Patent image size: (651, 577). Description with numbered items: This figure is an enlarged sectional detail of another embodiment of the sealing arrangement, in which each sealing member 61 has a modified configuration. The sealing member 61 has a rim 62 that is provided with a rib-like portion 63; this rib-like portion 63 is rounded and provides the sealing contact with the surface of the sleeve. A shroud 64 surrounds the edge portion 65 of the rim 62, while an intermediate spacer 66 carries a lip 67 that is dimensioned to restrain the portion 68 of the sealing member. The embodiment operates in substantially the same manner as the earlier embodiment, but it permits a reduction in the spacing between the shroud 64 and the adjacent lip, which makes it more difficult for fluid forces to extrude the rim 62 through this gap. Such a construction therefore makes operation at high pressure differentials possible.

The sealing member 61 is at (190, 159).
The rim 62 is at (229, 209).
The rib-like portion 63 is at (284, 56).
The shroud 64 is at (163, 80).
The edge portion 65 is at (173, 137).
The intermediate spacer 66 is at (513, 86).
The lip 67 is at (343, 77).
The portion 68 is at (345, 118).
□ □ □ □
[Task brief] Put the lines in these rows into a numbered list, leaving out any blank lines.

[Response to the exercise]
1. Patent image size: (651, 577). Description with numbered items: This figure is an enlarged sectional detail of another embodiment of the sealing arrangement, in which each sealing member 61 has a modified configuration. The sealing member 61 has a rim 62 that is provided with a rib-like portion 63; this rib-like portion 63 is rounded and provides the sealing contact with the surface of the sleeve. A shroud 64 surrounds the edge portion 65 of the rim 62, while an intermediate spacer 66 carries a lip 67 that is dimensioned to restrain the portion 68 of the sealing member. The embodiment operates in substantially the same manner as the earlier embodiment, but it permits a reduction in the spacing between the shroud 64 and the adjacent lip, which makes it more difficult for fluid forces to extrude the rim 62 through this gap. Such a construction therefore makes operation at high pressure differentials possible.
2. The sealing member 61 is at (190, 159).
3. The rim 62 is at (229, 209).
4. The rib-like portion 63 is at (284, 56).
5. The shroud 64 is at (163, 80).
6. The edge portion 65 is at (173, 137).
7. The intermediate spacer 66 is at (513, 86).
8. The lip 67 is at (343, 77).
9. The portion 68 is at (345, 118).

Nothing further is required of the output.